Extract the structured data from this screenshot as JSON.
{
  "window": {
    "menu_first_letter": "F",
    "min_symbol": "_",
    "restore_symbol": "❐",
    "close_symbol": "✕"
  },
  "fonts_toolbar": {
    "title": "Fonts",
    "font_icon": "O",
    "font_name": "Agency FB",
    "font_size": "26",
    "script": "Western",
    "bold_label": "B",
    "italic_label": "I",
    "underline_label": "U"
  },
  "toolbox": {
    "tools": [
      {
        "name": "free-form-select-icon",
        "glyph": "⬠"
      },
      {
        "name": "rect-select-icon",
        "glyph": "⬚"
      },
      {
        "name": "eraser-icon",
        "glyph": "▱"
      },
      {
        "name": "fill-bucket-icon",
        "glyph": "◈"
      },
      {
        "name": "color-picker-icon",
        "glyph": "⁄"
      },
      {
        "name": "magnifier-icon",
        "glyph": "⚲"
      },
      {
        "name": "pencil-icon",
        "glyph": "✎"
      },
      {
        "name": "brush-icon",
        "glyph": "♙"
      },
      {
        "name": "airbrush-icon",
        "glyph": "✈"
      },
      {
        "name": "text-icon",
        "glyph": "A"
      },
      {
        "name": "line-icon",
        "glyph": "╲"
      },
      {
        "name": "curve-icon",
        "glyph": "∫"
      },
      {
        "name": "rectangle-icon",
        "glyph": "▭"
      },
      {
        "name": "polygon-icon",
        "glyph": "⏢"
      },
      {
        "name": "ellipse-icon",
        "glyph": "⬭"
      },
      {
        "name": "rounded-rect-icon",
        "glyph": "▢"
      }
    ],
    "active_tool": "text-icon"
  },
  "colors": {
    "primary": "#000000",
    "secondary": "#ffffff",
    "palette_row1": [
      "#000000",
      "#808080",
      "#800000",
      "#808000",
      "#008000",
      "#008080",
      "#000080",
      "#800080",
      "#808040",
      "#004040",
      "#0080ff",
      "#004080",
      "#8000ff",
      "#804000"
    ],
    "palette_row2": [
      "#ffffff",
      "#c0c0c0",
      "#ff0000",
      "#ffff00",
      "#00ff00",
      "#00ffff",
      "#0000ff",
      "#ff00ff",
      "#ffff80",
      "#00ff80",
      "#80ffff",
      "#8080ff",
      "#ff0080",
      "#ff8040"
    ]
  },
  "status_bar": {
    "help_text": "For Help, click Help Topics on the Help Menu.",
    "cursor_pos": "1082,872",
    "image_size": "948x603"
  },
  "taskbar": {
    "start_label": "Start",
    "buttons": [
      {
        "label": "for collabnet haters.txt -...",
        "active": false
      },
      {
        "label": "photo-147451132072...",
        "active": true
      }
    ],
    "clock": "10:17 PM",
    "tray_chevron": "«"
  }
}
● ● ● ●
:: What is needed ::
Exactly as shown, repeat every record.

:: Exercise output ::
Extract the structured data from this screenshot as JSON.
{
  "window": {
    "menu_first_letter": "F",
    "min_symbol": "_",
    "restore_symbol": "❐",
    "close_symbol": "✕"
  },
  "fonts_toolbar": {
    "title": "Fonts",
    "font_icon": "O",
    "font_name": "Agency FB",
    "font_size": "26",
    "script": "Western",
    "bold_label": "B",
    "italic_label": "I",
    "underline_label": "U"
  },
  "toolbox": {
    "tools": [
      {
        "name": "free-form-select-icon",
        "glyph": "⬠"
      },
      {
        "name": "rect-select-icon",
        "glyph": "⬚"
      },
      {
        "name": "eraser-icon",
        "glyph": "▱"
      },
      {
        "name": "fill-bucket-icon",
        "glyph": "◈"
      },
      {
        "name": "color-picker-icon",
        "glyph": "⁄"
      },
      {
        "name": "magnifier-icon",
        "glyph": "⚲"
      },
      {
        "name": "pencil-icon",
        "glyph": "✎"
      },
      {
        "name": "brush-icon",
        "glyph": "♙"
      },
      {
        "name": "airbrush-icon",
        "glyph": "✈"
      },
      {
        "name": "text-icon",
        "glyph": "A"
      },
      {
        "name": "line-icon",
        "glyph": "╲"
      },
      {
        "name": "curve-icon",
        "glyph": "∫"
      },
      {
        "name": "rectangle-icon",
        "glyph": "▭"
      },
      {
        "name": "polygon-icon",
        "glyph": "⏢"
      },
      {
        "name": "ellipse-icon",
        "glyph": "⬭"
      },
      {
        "name": "rounded-rect-icon",
        "glyph": "▢"
      }
    ],
    "active_tool": "text-icon"
  },
  "colors": {
    "primary": "#000000",
    "secondary": "#ffffff",
    "palette_row1": [
      "#000000",
      "#808080",
      "#800000",
      "#808000",
      "#008000",
      "#008080",
      "#000080",
      "#800080",
      "#808040",
      "#004040",
      "#0080ff",
      "#004080",
      "#8000ff",
      "#804000"
    ],
    "palette_row2": [
      "#ffffff",
      "#c0c0c0",
      "#ff0000",
      "#ffff00",
      "#00ff00",
      "#00ffff",
      "#0000ff",
      "#ff00ff",
      "#ffff80",
      "#00ff80",
      "#80ffff",
      "#8080ff",
      "#ff0080",
      "#ff8040"
    ]
  },
  "status_bar": {
    "help_text": "For Help, click Help Topics on the Help Menu.",
    "cursor_pos": "1082,872",
    "image_size": "948x603"
  },
  "taskbar": {
    "start_label": "Start",
    "buttons": [
      {
        "label": "for collabnet haters.txt -...",
        "active": false
      },
      {
        "label": "photo-147451132072...",
        "active": true
      }
    ],
    "clock": "10:17 PM",
    "tray_chevron": "«"
  }
}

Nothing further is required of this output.